> WORK TO COMPLETE: Will you write out the data exactly, excluding every picture?

> DATA TO USE:
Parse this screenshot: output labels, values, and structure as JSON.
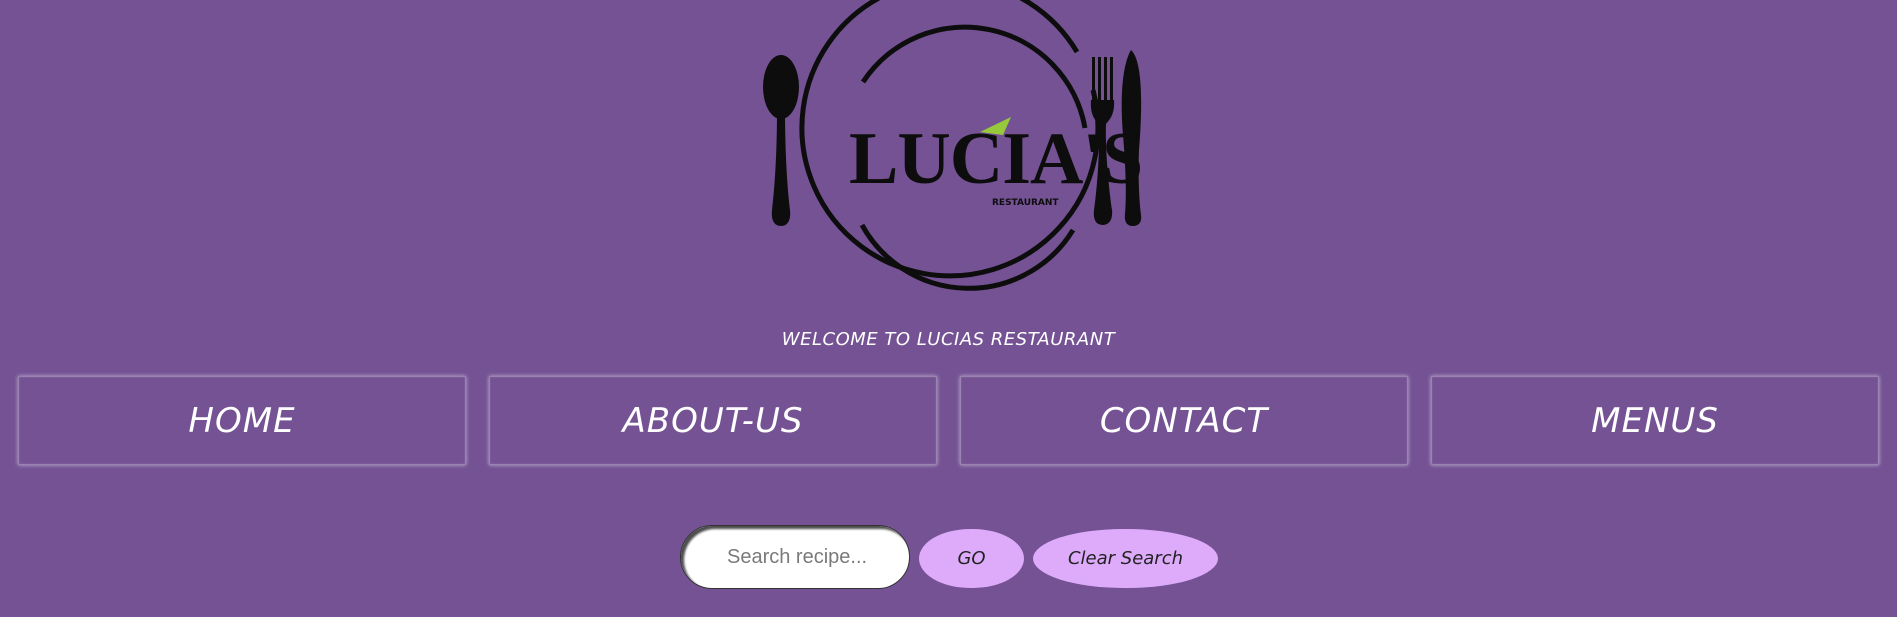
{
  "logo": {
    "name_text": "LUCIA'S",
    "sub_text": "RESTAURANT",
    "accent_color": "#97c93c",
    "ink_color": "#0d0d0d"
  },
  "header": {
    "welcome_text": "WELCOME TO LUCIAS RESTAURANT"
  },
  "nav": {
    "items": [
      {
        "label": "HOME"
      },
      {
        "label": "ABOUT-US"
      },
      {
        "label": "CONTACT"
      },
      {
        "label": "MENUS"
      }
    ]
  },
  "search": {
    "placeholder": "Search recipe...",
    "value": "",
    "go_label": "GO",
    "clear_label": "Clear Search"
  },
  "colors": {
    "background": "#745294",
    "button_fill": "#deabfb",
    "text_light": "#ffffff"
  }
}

> RESPONSE BELOW:
Parse this screenshot: output labels, values, and structure as JSON.
{
  "logo": {
    "name_text": "LUCIA'S",
    "sub_text": "RESTAURANT",
    "accent_color": "#97c93c",
    "ink_color": "#0d0d0d"
  },
  "header": {
    "welcome_text": "WELCOME TO LUCIAS RESTAURANT"
  },
  "nav": {
    "items": [
      {
        "label": "HOME"
      },
      {
        "label": "ABOUT-US"
      },
      {
        "label": "CONTACT"
      },
      {
        "label": "MENUS"
      }
    ]
  },
  "search": {
    "placeholder": "Search recipe...",
    "value": "",
    "go_label": "GO",
    "clear_label": "Clear Search"
  },
  "colors": {
    "background": "#745294",
    "button_fill": "#deabfb",
    "text_light": "#ffffff"
  }
}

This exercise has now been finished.